• [WORK TASK 1]: List every person the roundup of recommended articles names.
• [WORK TASK 2]: Reproduce the roundup of recommended articles word for word, starting with "Mark Harris writing" and going on through "who’s targeting them.".
• [WORK TASK 3]: Write what comes next in the roundup of recommended articles, picking up after its final sentence.

*** DOCUMENT SECTION ***

I’ve usually come away very impressed with Polygon’s long form writing, and this article by Tracey Lien is a great example. Very solid reporting, smart illustrations, it’s the full package. Best of all, you don’t have to be hard core gamer to appreciate the content. If you’re vaguely interesting in marketing, even basic human psychology, there’s a lot of good stuff here.

Silicon Valley isn’t a meritocracy. And it’s dangerous to hero-worship entrepreneurs

Alice Marwick’s article has already gotten a lot of well deserved praise, but this passage really stood out as a smart (and simple?) observation that I’ve rarely spotted in other articles:

Certainly, a level of material wealth is necessary to participate in San Francisco tech culture. Very few pointed to the elephant in the room of assumed wealth: “People behave as if we all make kind of the same.” To forge the type of social connections necessary to move into the upper echelons of the tech scene requires being able to take part in group activities, travel to conferences, and work on personal projects. This requires middle- to upper-class wealth, which filters out most people.

The result of this mythology is that it denies the role of personal connections, wealth, background, gender, race, or education in an individual’s success.

Grunt for people who think things like grunt are weird and hard

I’m already a big fan of Chris Coyer over at CSS Tricks, but I think he outdid himself with his work on this article over at 24 Ways. It’s possibly the best completely from scratch introduction to the Grunt task manager (which is essential to my daily workflow) that I’ve seen. Now when I’ve got coworkers or friends that ask what the hell Grunt is, I point them to this article first.

The Golden Globes and the Academy Awards

Mark Harris writing for Grantland:

So, as a means of guesswork, right now it makes more sense to look at the voters than at the movies. The Academy is divided by branch — actors, writers, producers, sound people, composers, and so on — but thinking of Oscar voting as tribalism-by-profession often leads to fallacies like “Editors like movies with a lot of editing in them,” and it doesn’t tell you much about how Best Picture nominees emerge. Think of the Academy instead as a group of about half a dozen voting blocs divided by taste and predilection. This is who they are — and who’s targeting them.

*** End of DOCUMENT SECTION ***
*** STORED DATA ***

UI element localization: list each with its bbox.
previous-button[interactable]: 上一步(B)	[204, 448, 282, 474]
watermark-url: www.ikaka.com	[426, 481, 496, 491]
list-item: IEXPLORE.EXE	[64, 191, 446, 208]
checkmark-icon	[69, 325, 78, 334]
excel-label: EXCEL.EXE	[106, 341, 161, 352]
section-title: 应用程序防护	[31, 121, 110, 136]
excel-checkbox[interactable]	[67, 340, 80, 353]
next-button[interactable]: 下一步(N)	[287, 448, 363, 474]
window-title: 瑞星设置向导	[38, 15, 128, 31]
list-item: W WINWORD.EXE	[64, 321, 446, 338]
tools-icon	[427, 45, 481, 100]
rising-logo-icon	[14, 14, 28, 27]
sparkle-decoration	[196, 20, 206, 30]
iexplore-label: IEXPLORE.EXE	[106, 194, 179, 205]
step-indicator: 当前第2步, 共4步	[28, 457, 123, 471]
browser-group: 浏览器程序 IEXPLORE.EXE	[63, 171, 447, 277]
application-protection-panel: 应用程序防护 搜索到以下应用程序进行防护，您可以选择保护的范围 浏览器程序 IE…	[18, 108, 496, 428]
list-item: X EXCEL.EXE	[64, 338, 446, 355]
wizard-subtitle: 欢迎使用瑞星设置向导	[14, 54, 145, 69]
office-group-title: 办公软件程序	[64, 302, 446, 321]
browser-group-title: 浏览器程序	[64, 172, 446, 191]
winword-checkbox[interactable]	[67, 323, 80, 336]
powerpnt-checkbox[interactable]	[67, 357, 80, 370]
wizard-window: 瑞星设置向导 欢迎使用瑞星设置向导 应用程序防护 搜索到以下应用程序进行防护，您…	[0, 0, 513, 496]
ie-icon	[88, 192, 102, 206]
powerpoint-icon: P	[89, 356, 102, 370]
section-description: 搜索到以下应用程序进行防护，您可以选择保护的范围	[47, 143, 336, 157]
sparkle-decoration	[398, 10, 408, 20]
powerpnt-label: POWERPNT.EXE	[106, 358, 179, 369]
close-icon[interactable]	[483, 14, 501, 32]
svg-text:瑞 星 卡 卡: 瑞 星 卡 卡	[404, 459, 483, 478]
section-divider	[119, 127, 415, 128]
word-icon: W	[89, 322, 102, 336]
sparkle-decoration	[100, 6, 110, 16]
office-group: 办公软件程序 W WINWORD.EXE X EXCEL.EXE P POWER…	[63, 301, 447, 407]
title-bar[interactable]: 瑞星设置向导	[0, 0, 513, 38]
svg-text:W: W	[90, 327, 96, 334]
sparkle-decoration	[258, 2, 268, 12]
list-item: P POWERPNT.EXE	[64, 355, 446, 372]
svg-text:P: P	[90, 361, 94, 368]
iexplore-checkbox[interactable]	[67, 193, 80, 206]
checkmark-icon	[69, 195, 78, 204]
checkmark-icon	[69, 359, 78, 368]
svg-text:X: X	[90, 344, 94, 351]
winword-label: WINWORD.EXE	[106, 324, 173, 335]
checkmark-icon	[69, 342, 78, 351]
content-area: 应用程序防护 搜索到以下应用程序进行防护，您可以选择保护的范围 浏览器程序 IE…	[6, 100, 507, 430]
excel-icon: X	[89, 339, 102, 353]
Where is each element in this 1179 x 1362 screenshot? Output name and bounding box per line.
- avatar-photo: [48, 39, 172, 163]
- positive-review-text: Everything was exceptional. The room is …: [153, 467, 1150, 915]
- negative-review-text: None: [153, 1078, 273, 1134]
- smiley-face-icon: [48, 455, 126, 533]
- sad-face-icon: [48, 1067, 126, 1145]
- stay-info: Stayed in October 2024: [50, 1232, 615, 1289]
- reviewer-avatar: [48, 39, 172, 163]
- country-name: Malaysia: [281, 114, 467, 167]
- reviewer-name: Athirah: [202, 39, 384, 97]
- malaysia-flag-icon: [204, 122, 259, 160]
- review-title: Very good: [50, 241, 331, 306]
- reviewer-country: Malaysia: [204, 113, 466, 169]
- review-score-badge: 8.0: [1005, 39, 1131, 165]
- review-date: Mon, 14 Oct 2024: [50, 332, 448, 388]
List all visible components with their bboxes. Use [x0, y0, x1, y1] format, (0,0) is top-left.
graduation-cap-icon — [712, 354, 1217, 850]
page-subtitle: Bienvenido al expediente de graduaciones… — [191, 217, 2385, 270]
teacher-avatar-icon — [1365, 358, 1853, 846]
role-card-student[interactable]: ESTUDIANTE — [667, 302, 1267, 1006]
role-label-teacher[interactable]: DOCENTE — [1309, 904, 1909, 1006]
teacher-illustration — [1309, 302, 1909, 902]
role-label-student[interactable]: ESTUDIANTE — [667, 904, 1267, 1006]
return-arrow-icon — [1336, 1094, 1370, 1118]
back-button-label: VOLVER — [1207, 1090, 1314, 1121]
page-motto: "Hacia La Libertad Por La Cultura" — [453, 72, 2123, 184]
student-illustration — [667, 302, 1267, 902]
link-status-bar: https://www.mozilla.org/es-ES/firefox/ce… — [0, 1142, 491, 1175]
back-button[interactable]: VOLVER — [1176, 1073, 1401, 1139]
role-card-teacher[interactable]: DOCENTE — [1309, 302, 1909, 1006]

*** End of STORED DATA ***

• [RESPONSE BOX 1]: Tracey Lien, Alice Marwick, Chris Coyer, Mark Harris

• [RESPONSE BOX 2]:
Mark Harris writing for Grantland:

So, as a means of guesswork, right now it makes more sense to look at the voters than at the movies. The Academy is divided by branch — actors, writers, producers, sound people, composers, and so on — but thinking of Oscar voting as tribalism-by-profession often leads to fallacies like “Editors like movies with a lot of editing in them,” and it doesn’t tell you much about how Best Picture nominees emerge. Think of the Academy instead as a group of about half a dozen voting blocs divided by taste and predilection. This is who they are — and who’s targeting them.

• [RESPONSE BOX 3]:
Surveying the big screen

There’s been countless articles on adapting a responsive design to make web sites mobile friendly. But what about in the opposite direction? What happens when you need to take a traditionally fixed width web site at 960px and make it look great on a 27 inch monitor. Designer Mike Pick goes through a few examples at A List Apart, both good and bad, to see what what works best.

The unloved, part 1: Alien 3

I can’t say Scout Tafoya’s video essay defending Alien 3 won me over on that film based on memory; I found the tone and screenplay way too dark and nihilistic. But given what director David Fincher has done since, from Fight Club to The Social Network, makes me really want to rewatch this soon. It’s been over a decade since my last viewing.

The PlayStation 4: a review in four parts

There’s been a lot written regarding the PS4 post paunch, but a lot, especially the much hyped (and scored) review over at Polygon was far too premature. We’re just too early to know how these consoles will shake out. But Dan Solberg over at Kill Screen Daily has the right balance. There’s a few soft statements on what clearly stands out (e.g. the PS4’s focus on gaming, sharing, the inconspicuousness of the hardware) and a great analogy: buying a PS4 today is like “sitting in a waiting room”:

To purchase the console at launch is to subscribe to a patient stakeout with the promise of payout sometime down the line. A new Uncharted game has been announced, and both The Witness and the new Infamous game show tremendous potential, but you can’t play them this year. It’s no wonder that devotees are whipped up in a religious fervor about the new “console war” when they’ve chosen sides based mostly on faith.